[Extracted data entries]

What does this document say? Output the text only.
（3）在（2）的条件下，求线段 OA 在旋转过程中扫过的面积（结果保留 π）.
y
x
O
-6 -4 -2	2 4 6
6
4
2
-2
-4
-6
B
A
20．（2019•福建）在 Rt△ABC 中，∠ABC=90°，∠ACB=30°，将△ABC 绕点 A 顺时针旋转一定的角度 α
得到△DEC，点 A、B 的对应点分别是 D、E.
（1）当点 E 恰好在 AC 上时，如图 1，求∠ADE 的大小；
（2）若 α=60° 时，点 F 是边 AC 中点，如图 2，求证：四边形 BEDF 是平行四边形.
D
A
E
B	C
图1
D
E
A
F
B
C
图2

Given task: Give the entries again in full, exactly as they are written.

Correct output:
What does this document say? Output the text only.
（3）在（2）的条件下，求线段 OA 在旋转过程中扫过的面积（结果保留 π）.
y
x
O
-6 -4 -2	2 4 6
6
4
2
-2
-4
-6
B
A
20．（2019•福建）在 Rt△ABC 中，∠ABC=90°，∠ACB=30°，将△ABC 绕点 A 顺时针旋转一定的角度 α
得到△DEC，点 A、B 的对应点分别是 D、E.
（1）当点 E 恰好在 AC 上时，如图 1，求∠ADE 的大小；
（2）若 α=60° 时，点 F 是边 AC 中点，如图 2，求证：四边形 BEDF 是平行四边形.
D
A
E
B	C
图1
D
E
A
F
B
C
图2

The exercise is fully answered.